┌──
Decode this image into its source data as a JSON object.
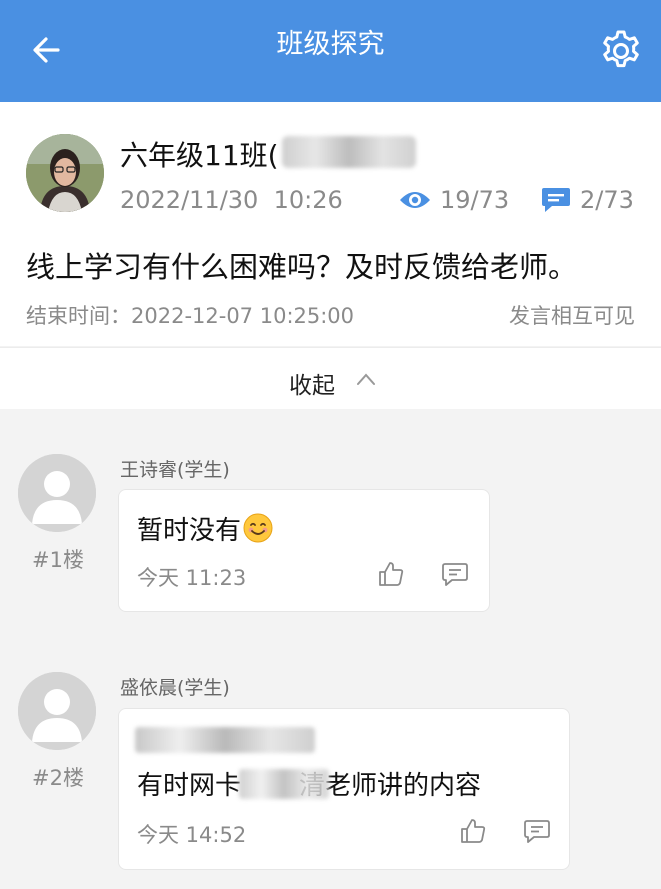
{
  "header": {
    "title": "班级探究"
  },
  "post": {
    "owner": "六年级11班(",
    "date": "2022/11/30",
    "time": "10:26",
    "views": "19/73",
    "replies": "2/73",
    "question": "线上学习有什么困难吗？及时反馈给老师。",
    "end_time": "结束时间：2022-12-07 10:25:00",
    "visibility": "发言相互可见"
  },
  "collapse": {
    "label": "收起"
  },
  "comments": [
    {
      "floor": "#1楼",
      "name": "王诗睿(学生)",
      "text": "暂时没有",
      "time": "今天  11:23"
    },
    {
      "floor": "#2楼",
      "name": "盛依晨(学生)",
      "text_a": "有时网卡",
      "text_b": "清老师讲的内容",
      "time": "今天  14:52"
    }
  ],
  "icons": {
    "back": "arrow-left-icon",
    "settings": "gear-icon",
    "views": "eye-icon",
    "replies": "chat-bubble-icon",
    "like": "thumbs-up-icon",
    "comment": "comment-icon",
    "emoji": "smiling-face-emoji"
  },
  "colors": {
    "header": "#4a90e2",
    "accent": "#4a90e2",
    "muted": "#8a8a8a"
  }
}
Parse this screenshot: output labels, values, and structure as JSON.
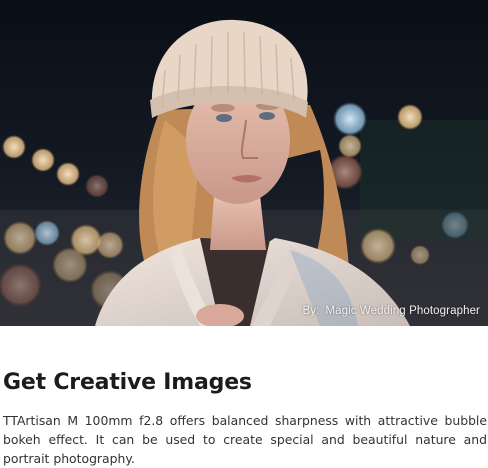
{
  "photo": {
    "alt": "",
    "credit_prefix": "By:",
    "credit_name": "Magic Wedding Photographer"
  },
  "section": {
    "heading": "Get Creative Images",
    "paragraph": "TTArtisan M 100mm f2.8 offers balanced sharpness with attractive bubble bokeh effect. It can be used to create special and beautiful nature and portrait photography."
  }
}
└──
Copy out all of the data word for word. Do not carry over any picture.

#### Solution below:
Decode this image into its source data as a JSON object.
{
  "header": {
    "title": "班级探究"
  },
  "post": {
    "owner": "六年级11班(",
    "date": "2022/11/30",
    "time": "10:26",
    "views": "19/73",
    "replies": "2/73",
    "question": "线上学习有什么困难吗？及时反馈给老师。",
    "end_time": "结束时间：2022-12-07 10:25:00",
    "visibility": "发言相互可见"
  },
  "collapse": {
    "label": "收起"
  },
  "comments": [
    {
      "floor": "#1楼",
      "name": "王诗睿(学生)",
      "text": "暂时没有",
      "time": "今天  11:23"
    },
    {
      "floor": "#2楼",
      "name": "盛依晨(学生)",
      "text_a": "有时网卡",
      "text_b": "清老师讲的内容",
      "time": "今天  14:52"
    }
  ],
  "icons": {
    "back": "arrow-left-icon",
    "settings": "gear-icon",
    "views": "eye-icon",
    "replies": "chat-bubble-icon",
    "like": "thumbs-up-icon",
    "comment": "comment-icon",
    "emoji": "smiling-face-emoji"
  },
  "colors": {
    "header": "#4a90e2",
    "accent": "#4a90e2",
    "muted": "#8a8a8a"
  }
}
Parse this screenshot: output labels, values, and structure as JSON.
{
  "photo": {
    "alt": "",
    "credit_prefix": "By:",
    "credit_name": "Magic Wedding Photographer"
  },
  "section": {
    "heading": "Get Creative Images",
    "paragraph": "TTArtisan M 100mm f2.8 offers balanced sharpness with attractive bubble bokeh effect. It can be used to create special and beautiful nature and portrait photography."
  }
}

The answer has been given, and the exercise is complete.